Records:
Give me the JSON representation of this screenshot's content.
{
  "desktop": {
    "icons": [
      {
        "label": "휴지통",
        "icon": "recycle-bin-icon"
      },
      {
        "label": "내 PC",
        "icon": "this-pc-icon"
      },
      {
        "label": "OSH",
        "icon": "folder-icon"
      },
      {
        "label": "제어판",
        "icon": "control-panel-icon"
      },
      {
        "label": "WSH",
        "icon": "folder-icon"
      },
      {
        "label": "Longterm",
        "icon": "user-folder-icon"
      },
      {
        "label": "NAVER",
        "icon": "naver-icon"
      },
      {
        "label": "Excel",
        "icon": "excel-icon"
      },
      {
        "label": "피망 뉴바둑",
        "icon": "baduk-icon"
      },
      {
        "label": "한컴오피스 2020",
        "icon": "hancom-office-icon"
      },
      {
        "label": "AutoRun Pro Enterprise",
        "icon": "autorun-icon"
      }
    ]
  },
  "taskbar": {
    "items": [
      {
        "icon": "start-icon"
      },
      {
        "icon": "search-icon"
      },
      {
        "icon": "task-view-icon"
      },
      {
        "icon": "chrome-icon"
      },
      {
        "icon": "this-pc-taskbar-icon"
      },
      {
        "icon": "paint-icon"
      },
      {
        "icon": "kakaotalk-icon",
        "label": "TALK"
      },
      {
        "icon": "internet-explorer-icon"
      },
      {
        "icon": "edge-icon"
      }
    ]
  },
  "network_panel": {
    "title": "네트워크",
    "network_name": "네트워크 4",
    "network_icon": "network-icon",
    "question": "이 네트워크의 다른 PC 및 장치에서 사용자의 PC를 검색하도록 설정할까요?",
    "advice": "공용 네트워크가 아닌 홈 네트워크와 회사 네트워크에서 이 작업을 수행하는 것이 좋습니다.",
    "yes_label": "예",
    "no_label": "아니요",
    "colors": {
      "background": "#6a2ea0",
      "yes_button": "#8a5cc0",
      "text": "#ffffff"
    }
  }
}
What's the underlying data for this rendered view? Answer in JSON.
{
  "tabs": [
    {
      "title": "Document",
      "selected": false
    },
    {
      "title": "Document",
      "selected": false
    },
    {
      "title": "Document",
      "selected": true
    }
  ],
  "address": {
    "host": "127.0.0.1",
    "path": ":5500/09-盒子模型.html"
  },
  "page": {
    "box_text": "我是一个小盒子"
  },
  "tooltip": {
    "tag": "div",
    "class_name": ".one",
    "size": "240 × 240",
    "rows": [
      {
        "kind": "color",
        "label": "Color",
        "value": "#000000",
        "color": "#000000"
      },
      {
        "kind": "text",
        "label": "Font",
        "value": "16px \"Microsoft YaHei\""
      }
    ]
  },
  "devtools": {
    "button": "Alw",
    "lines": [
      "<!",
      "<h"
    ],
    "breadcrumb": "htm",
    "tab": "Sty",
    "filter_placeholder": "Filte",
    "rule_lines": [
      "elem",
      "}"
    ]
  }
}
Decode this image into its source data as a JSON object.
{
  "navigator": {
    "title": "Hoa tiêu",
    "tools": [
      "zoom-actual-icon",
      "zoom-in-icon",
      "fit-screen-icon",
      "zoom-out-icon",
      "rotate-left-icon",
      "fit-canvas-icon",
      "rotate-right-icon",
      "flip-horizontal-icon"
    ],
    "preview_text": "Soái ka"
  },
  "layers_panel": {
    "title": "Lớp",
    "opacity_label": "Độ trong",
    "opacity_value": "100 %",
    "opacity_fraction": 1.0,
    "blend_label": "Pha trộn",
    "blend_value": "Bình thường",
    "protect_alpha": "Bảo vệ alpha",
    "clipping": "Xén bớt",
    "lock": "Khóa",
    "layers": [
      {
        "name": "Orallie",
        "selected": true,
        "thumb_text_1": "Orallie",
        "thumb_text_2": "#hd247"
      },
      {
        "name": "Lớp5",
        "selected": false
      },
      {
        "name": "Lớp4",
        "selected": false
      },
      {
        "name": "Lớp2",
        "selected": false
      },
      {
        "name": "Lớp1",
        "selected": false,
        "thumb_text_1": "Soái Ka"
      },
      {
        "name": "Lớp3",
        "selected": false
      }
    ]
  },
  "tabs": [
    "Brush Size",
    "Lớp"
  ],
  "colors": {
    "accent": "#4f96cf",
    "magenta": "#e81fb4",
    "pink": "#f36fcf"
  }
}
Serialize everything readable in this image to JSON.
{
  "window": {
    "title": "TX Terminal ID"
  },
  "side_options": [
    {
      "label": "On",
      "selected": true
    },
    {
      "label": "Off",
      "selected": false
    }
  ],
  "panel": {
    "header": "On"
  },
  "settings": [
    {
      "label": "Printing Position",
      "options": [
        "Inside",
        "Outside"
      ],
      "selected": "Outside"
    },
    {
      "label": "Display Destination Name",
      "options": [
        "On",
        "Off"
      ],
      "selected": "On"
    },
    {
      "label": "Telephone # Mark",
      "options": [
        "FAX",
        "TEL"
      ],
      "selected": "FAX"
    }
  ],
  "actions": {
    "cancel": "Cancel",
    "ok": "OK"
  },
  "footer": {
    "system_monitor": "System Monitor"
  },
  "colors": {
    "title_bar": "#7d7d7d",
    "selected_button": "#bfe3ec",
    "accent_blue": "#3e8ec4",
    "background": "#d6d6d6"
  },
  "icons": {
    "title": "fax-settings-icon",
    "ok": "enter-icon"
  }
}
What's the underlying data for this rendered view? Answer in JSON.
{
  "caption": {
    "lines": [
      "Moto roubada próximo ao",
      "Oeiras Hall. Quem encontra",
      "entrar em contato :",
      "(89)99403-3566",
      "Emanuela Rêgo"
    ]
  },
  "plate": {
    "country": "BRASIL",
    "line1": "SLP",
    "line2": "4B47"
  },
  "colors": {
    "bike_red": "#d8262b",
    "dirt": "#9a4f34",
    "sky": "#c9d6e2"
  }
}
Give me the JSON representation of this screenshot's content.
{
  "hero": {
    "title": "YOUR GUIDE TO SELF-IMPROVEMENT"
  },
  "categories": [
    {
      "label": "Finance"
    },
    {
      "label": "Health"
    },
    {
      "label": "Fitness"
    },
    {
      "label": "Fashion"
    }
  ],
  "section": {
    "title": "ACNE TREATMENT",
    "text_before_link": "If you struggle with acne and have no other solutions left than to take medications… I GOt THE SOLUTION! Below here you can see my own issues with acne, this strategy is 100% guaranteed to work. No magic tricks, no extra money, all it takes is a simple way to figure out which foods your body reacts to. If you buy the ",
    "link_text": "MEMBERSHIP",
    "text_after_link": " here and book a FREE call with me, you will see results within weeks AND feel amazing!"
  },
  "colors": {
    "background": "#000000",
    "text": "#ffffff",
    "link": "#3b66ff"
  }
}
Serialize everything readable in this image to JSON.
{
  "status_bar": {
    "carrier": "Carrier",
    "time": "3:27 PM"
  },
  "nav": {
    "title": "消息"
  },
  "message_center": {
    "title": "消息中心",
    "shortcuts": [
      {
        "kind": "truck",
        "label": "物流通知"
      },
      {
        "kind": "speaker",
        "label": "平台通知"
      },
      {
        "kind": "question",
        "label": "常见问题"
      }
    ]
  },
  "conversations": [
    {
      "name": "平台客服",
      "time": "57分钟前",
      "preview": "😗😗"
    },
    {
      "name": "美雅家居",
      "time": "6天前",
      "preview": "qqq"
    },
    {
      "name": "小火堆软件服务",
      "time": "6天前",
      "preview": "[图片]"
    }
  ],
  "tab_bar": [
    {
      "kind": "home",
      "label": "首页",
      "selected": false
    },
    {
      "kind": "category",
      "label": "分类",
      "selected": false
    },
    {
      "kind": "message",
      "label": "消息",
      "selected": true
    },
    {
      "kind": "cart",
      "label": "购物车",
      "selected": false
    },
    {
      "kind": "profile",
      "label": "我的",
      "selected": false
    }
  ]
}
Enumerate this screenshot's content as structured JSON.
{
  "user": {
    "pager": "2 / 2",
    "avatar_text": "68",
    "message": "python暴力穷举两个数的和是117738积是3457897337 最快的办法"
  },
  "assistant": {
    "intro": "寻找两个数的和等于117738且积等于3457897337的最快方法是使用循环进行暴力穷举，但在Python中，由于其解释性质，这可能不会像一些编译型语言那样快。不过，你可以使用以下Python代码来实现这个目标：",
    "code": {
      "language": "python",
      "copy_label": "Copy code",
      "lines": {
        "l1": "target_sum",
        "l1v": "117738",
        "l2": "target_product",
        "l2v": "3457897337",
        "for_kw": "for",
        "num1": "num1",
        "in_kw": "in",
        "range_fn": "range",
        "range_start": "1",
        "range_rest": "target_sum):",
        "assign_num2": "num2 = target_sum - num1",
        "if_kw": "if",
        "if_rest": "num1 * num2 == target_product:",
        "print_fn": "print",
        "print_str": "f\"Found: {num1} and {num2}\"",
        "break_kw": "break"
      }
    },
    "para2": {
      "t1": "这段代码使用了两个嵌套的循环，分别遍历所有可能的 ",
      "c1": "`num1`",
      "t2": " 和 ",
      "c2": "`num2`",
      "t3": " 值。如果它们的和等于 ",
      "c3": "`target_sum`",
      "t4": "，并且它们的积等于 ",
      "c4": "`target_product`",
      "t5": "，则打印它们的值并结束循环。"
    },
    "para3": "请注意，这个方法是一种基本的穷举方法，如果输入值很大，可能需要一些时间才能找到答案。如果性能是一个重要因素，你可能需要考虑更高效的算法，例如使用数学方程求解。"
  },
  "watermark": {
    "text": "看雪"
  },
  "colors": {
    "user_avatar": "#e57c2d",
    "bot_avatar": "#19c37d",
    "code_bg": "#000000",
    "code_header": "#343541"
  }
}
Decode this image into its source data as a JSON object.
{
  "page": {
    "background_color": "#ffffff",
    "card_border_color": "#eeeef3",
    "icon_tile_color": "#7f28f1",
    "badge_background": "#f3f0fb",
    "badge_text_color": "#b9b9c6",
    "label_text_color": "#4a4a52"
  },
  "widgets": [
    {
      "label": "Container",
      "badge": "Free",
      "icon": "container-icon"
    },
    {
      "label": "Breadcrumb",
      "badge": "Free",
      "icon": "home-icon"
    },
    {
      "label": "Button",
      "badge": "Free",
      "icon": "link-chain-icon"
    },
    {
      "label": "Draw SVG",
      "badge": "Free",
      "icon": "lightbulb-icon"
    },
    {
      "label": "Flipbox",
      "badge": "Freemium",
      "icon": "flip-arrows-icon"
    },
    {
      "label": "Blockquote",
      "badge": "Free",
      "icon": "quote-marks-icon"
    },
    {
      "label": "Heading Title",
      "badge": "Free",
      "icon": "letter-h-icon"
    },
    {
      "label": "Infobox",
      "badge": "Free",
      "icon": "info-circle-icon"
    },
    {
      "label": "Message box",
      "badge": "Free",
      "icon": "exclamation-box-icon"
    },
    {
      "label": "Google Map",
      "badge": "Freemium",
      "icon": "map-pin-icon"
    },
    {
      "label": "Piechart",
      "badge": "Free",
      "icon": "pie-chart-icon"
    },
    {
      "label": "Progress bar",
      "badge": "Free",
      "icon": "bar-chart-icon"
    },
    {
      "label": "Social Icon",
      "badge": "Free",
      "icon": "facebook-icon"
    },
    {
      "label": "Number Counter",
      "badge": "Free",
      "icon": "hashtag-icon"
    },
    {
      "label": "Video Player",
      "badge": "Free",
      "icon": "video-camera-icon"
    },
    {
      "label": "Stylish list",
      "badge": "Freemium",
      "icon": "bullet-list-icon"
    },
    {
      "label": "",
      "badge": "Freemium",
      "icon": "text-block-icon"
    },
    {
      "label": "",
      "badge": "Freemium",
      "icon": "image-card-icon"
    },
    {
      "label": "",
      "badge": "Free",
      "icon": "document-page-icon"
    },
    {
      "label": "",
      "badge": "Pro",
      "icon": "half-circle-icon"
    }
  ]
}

(Problem statement) Filter the entries down to the lines with the word "left" in them.

(Written response)
      "rotate-left-icon",
    "text_before_link": "If you struggle with acne and have no other solutions left than to take medications… I GOt THE SOLUTION! Below here you can see my own issues with acne, this strategy is 100% guaranteed to work. No magic tricks, no extra money, all it takes is a simple way to figure out which foods your body reacts to. If you buy the ",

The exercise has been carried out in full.